■ **YOUR ASSIGNMENT**
Lines with the word "Leydig": copy all of them from the entries below.

■ **DATASET EXCERPTS**

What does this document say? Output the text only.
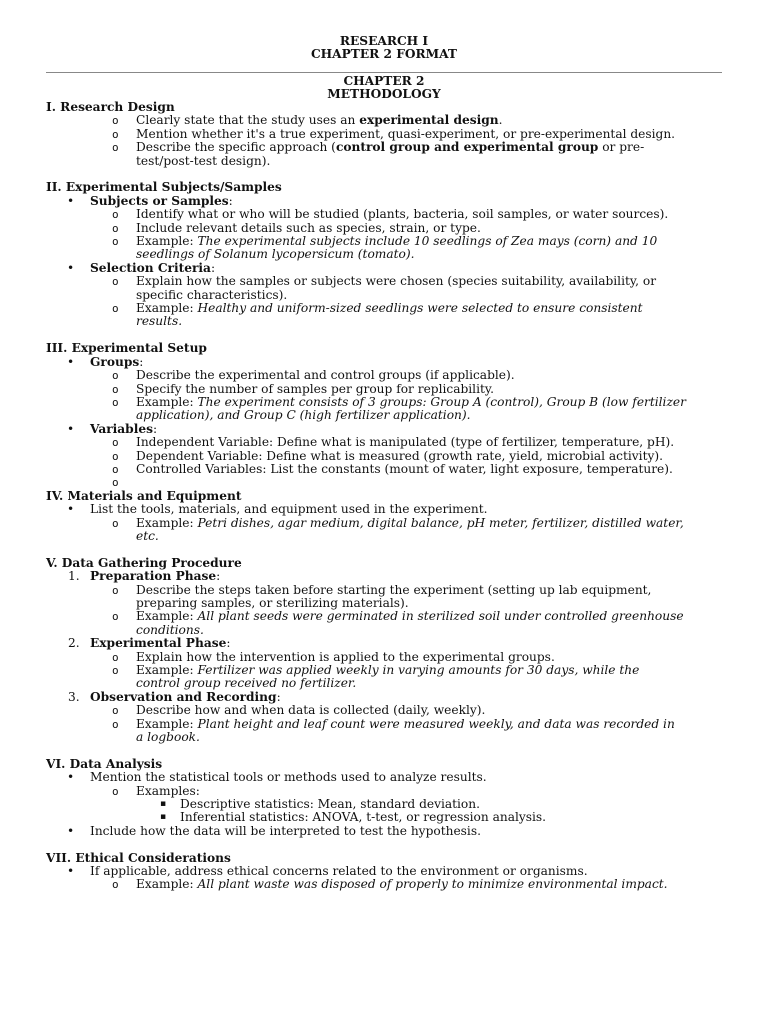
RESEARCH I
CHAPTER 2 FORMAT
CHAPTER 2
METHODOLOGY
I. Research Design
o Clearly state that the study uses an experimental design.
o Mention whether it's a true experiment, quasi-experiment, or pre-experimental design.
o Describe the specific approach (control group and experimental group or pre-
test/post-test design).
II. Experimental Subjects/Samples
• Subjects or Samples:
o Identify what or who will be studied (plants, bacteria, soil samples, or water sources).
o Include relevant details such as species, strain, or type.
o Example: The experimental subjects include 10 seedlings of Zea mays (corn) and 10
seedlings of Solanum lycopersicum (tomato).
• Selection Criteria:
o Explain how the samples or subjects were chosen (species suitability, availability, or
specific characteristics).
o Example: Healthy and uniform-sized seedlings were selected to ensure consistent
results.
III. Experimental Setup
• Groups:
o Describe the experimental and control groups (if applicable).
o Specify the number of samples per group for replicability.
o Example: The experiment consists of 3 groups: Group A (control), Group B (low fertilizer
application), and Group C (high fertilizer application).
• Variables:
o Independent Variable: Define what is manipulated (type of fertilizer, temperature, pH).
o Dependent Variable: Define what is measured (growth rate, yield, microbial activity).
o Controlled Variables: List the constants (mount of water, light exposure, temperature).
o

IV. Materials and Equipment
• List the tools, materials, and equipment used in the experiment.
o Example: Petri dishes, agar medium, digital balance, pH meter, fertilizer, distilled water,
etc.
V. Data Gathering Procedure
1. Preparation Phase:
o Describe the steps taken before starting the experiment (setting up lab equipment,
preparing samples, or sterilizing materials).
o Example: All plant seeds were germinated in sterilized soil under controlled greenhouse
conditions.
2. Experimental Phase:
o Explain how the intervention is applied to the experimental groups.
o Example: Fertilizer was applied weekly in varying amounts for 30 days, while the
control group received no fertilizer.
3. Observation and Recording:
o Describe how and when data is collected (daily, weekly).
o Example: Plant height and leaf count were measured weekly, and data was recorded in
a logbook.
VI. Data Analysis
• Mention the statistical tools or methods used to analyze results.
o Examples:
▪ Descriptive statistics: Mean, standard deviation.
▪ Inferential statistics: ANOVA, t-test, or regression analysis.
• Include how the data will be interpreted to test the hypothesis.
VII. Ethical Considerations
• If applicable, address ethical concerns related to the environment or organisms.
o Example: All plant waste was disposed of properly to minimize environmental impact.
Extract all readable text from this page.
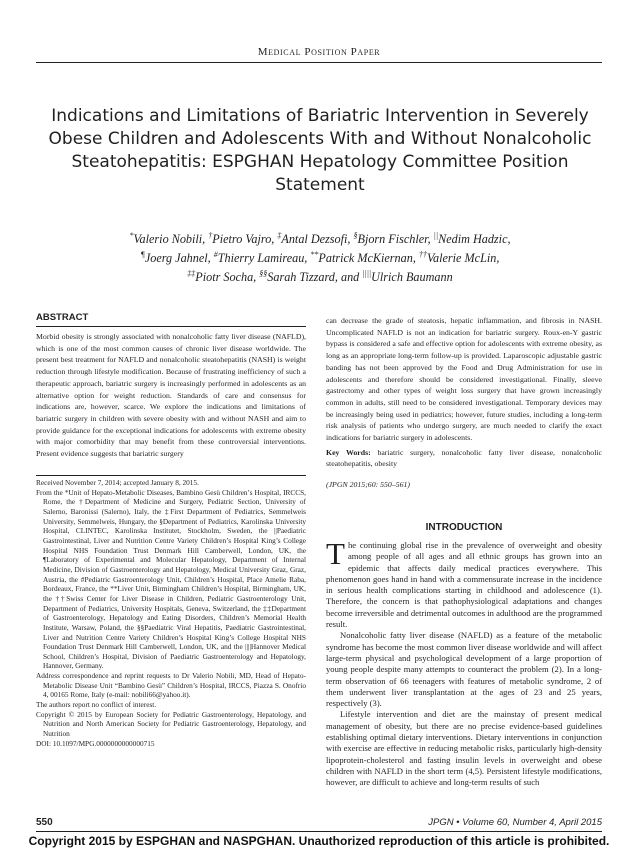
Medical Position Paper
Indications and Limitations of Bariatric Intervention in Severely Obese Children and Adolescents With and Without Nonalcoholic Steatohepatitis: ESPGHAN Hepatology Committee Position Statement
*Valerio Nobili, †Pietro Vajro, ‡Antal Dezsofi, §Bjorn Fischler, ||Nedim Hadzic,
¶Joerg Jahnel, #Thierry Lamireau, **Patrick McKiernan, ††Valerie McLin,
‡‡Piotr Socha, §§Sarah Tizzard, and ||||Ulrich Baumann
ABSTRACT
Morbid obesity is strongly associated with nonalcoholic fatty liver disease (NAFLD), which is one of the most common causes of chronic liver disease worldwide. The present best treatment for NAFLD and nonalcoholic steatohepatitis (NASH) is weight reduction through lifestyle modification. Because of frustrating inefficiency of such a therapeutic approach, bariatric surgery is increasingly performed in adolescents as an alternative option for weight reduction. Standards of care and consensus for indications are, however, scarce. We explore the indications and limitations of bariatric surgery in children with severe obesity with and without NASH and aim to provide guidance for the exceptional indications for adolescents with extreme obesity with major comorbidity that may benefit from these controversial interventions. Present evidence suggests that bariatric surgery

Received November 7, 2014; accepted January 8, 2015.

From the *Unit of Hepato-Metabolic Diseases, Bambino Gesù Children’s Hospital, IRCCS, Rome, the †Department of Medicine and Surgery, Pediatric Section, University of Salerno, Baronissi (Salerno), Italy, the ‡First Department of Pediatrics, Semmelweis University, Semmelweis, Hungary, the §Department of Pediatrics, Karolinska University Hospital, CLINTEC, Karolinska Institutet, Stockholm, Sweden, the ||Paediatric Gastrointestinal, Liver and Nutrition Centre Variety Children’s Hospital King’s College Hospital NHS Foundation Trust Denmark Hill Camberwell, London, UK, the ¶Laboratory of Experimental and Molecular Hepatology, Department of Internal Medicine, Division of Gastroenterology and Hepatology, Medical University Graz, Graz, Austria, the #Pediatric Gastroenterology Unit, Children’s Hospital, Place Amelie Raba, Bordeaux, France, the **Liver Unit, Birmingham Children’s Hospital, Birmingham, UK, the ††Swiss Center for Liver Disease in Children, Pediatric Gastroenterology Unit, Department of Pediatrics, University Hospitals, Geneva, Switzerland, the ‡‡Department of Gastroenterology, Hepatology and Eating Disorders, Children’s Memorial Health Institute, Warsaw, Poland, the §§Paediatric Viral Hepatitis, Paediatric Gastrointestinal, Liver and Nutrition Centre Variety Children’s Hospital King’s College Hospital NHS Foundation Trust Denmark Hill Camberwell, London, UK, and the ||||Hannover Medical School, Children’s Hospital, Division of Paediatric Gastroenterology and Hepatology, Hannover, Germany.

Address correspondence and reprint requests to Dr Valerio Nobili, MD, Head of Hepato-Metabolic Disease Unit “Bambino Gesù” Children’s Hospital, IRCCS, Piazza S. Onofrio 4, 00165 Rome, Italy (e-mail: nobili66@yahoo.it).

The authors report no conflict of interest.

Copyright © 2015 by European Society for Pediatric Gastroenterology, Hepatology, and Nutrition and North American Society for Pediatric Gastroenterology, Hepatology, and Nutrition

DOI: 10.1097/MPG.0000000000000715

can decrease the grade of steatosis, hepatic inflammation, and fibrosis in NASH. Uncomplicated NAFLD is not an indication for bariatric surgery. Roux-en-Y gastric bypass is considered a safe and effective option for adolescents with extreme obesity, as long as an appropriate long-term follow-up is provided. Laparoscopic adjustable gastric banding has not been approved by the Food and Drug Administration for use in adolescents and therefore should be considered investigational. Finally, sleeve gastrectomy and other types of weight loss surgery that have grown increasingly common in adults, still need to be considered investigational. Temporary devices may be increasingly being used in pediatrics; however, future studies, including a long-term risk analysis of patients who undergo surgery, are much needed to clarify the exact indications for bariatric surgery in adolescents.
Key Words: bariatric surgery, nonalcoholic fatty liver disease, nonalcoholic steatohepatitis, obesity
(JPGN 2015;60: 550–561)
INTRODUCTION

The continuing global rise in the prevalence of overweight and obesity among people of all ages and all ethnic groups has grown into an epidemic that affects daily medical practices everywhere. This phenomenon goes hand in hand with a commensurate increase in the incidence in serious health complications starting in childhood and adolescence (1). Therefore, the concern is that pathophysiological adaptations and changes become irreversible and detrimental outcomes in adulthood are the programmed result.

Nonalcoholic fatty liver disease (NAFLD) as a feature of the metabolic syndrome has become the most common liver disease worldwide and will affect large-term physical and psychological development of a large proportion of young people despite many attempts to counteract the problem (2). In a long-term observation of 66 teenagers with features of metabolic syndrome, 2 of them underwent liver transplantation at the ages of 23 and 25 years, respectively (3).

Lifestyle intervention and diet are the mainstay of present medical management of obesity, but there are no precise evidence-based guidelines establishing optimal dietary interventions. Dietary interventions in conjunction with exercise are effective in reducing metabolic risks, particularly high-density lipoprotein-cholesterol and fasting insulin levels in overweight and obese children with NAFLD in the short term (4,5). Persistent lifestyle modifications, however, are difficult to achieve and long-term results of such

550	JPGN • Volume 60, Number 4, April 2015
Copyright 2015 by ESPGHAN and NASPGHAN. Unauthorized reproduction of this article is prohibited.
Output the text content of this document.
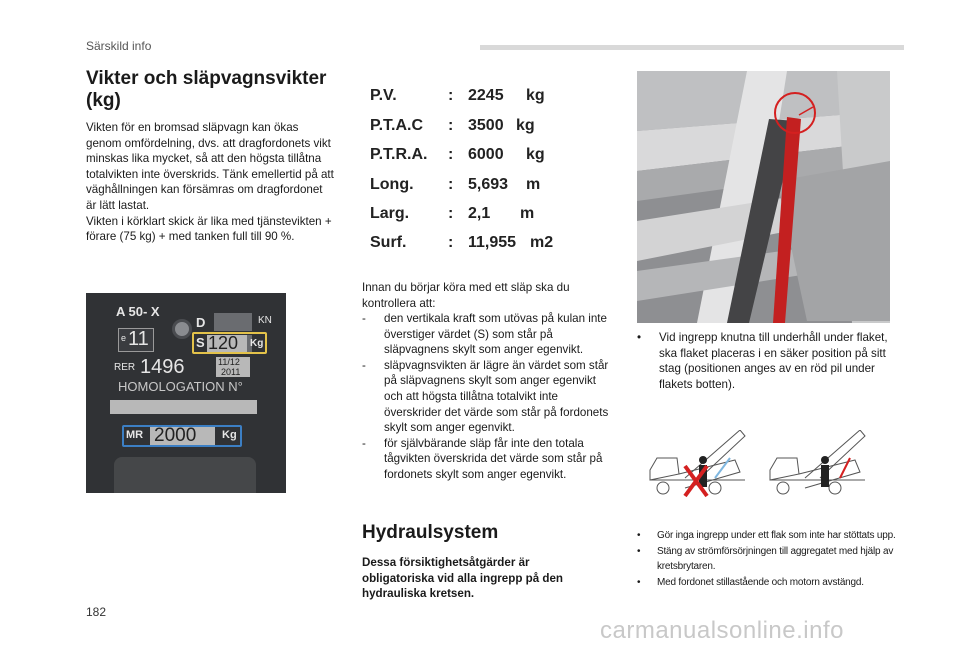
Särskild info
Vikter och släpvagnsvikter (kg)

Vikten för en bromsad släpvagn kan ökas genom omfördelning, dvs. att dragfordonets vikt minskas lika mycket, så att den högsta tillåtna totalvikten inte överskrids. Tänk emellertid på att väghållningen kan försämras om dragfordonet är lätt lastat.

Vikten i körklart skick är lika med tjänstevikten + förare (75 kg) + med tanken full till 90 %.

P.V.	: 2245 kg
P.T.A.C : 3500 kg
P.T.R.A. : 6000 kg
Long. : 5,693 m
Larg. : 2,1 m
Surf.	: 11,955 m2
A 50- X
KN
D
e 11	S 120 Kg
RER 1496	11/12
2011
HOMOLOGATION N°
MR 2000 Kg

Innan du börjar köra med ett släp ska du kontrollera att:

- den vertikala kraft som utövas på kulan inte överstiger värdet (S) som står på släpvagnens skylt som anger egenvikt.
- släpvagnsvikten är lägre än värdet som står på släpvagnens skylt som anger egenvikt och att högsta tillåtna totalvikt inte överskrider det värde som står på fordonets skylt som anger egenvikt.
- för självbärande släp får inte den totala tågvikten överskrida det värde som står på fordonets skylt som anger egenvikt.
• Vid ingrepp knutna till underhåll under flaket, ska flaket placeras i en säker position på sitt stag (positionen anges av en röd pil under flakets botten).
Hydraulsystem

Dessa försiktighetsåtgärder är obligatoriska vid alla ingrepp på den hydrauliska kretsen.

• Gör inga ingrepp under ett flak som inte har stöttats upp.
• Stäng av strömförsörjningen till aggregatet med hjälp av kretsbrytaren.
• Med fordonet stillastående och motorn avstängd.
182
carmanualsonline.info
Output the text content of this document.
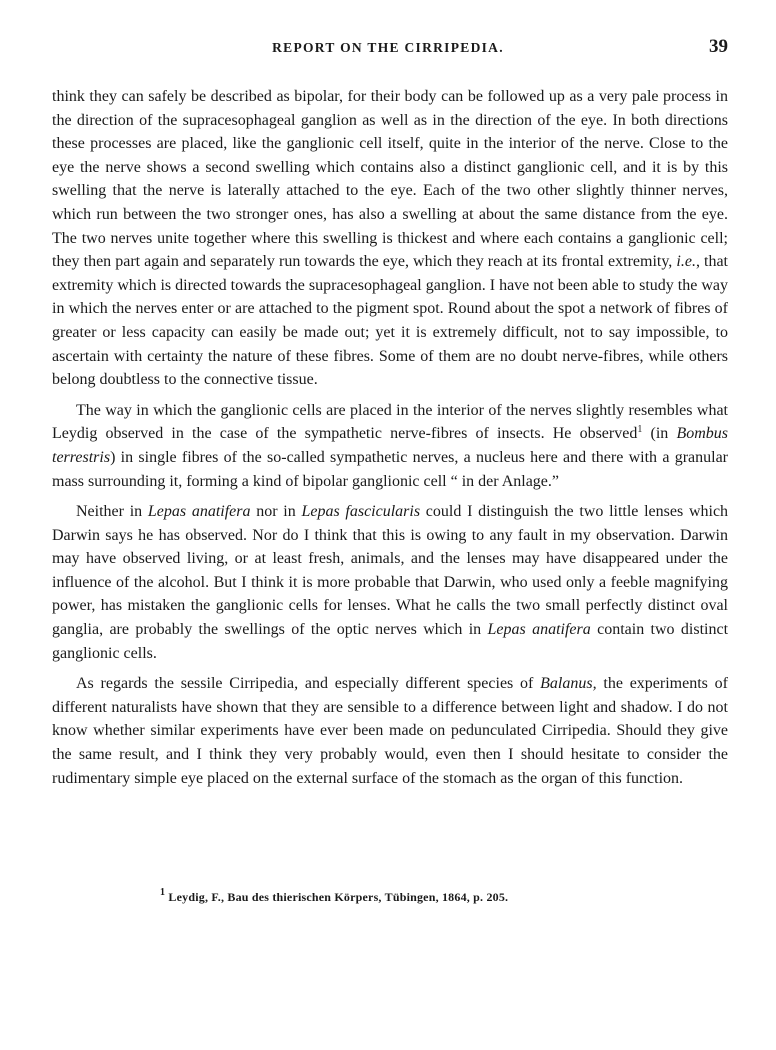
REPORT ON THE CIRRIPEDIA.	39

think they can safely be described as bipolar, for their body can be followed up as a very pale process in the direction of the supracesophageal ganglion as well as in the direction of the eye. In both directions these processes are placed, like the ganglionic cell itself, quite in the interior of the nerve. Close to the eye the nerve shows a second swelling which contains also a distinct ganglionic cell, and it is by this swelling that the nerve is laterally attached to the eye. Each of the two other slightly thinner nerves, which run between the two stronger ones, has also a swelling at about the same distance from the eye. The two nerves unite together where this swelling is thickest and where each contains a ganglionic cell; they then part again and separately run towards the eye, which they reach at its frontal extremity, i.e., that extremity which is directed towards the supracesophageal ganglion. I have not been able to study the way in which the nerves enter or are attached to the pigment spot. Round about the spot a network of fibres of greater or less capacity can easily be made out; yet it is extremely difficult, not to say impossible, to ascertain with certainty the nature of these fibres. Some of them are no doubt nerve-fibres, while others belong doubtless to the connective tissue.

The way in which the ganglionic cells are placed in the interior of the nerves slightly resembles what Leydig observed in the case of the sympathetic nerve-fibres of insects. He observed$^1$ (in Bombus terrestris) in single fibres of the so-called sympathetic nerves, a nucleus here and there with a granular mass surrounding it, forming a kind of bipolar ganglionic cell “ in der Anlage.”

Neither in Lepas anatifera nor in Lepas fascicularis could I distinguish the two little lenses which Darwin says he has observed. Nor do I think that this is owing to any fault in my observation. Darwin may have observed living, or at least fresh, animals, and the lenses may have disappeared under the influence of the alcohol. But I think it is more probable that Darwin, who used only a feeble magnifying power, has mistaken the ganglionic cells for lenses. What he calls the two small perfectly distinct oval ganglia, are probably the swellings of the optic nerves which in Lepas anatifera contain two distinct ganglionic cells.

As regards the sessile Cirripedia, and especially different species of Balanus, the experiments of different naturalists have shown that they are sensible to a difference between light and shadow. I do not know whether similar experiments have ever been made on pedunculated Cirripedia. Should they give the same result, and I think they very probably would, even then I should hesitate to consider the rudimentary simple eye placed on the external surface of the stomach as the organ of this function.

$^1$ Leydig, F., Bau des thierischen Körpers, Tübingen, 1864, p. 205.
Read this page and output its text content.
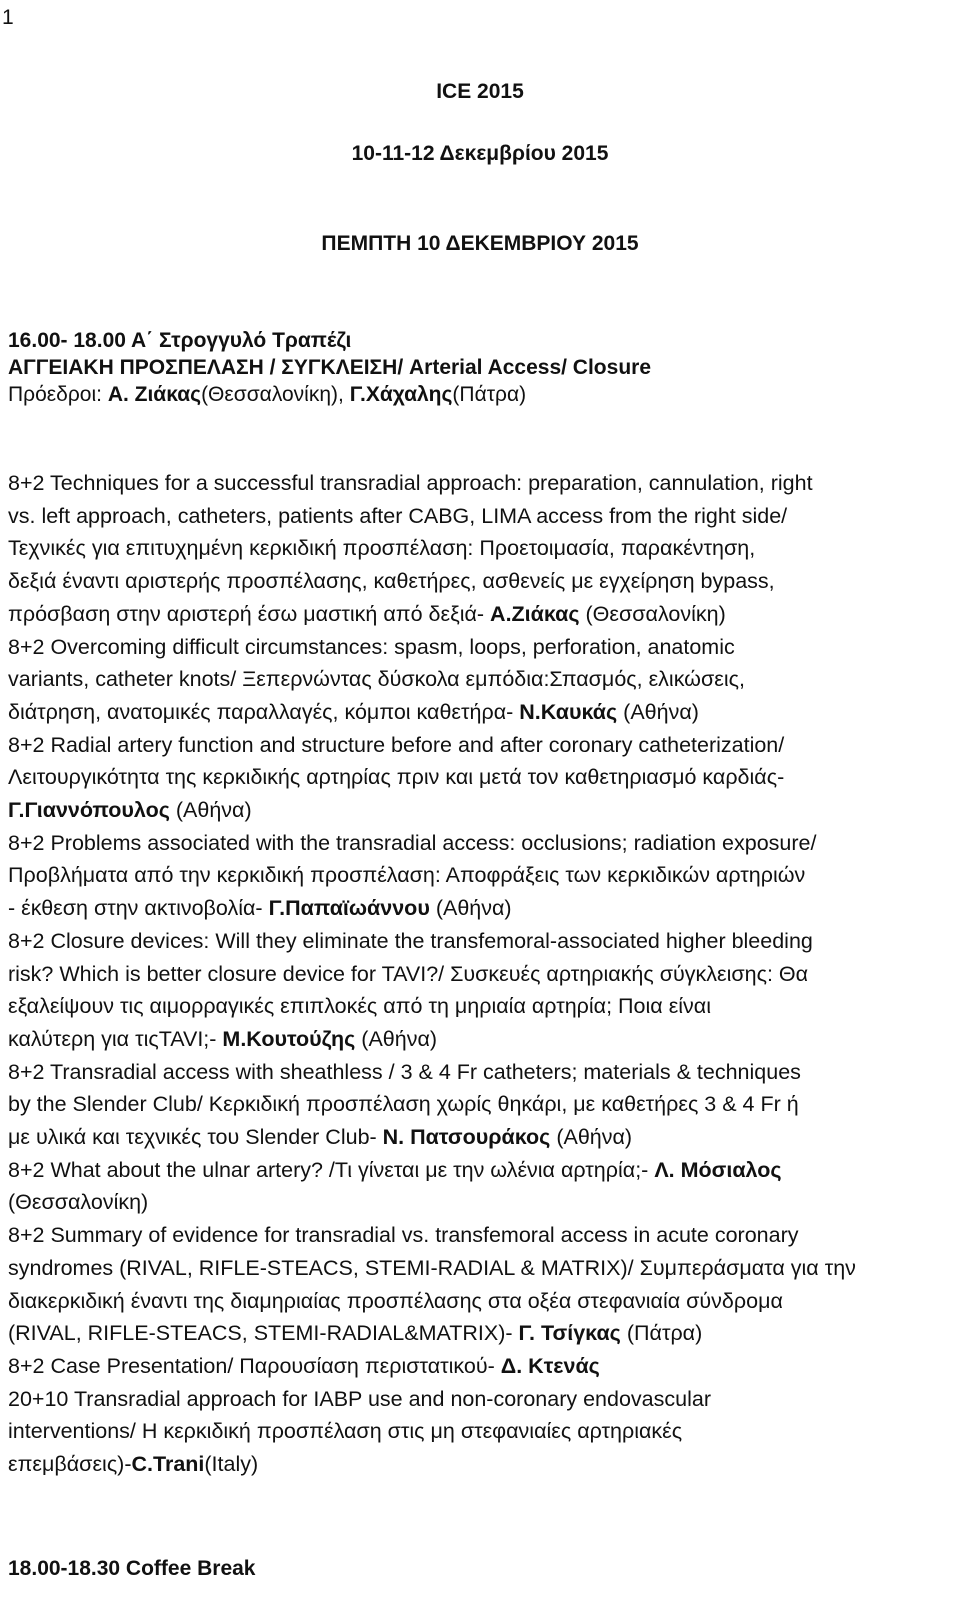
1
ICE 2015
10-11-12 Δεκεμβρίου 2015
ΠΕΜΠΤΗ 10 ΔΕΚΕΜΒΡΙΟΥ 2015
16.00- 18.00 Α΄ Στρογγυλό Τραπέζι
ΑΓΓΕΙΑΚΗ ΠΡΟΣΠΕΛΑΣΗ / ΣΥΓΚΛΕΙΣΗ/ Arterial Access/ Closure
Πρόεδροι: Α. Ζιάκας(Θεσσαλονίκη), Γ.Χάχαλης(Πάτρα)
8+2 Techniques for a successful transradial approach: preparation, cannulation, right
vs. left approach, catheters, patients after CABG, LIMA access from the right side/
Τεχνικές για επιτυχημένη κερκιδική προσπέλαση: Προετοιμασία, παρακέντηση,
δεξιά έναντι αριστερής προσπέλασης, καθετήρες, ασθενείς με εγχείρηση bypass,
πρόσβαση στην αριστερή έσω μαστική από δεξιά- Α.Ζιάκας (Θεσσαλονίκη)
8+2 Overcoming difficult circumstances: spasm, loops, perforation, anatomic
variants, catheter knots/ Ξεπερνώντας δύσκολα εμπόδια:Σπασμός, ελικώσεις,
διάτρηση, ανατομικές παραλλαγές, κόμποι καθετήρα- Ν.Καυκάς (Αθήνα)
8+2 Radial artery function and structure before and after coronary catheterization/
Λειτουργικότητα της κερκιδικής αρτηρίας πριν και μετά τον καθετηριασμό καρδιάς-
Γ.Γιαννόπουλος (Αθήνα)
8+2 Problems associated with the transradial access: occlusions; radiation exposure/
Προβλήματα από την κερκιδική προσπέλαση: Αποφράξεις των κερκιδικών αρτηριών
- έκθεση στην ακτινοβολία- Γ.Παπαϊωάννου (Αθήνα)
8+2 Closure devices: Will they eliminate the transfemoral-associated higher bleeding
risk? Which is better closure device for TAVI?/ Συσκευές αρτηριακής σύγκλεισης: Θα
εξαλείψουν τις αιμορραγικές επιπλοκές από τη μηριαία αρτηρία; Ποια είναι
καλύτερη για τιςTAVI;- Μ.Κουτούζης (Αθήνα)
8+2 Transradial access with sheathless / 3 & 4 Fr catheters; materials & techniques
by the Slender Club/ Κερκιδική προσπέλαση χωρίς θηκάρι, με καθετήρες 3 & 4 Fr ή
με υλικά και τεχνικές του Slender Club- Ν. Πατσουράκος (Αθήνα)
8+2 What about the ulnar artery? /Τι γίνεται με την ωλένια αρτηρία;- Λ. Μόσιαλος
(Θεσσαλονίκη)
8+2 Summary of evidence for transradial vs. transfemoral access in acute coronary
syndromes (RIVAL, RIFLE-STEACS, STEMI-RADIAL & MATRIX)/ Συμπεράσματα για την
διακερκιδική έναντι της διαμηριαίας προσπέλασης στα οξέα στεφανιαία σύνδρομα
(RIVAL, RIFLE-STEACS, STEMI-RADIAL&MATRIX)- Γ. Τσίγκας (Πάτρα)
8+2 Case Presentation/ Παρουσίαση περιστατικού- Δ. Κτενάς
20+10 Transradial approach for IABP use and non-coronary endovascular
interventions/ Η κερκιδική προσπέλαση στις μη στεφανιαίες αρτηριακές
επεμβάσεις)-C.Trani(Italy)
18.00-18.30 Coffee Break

■ **COMPLETED TASK**
The way in which the ganglionic cells are placed in the interior of the nerves slightly resembles what Leydig observed in the case of the sympathetic nerve-fibres of insects. He observed$^1$ (in Bombus terrestris) in single fibres of the so-called sympathetic nerves, a nucleus here and there with a granular mass surrounding it, forming a kind of bipolar ganglionic cell “ in der Anlage.”
$^1$ Leydig, F., Bau des thierischen Körpers, Tübingen, 1864, p. 205.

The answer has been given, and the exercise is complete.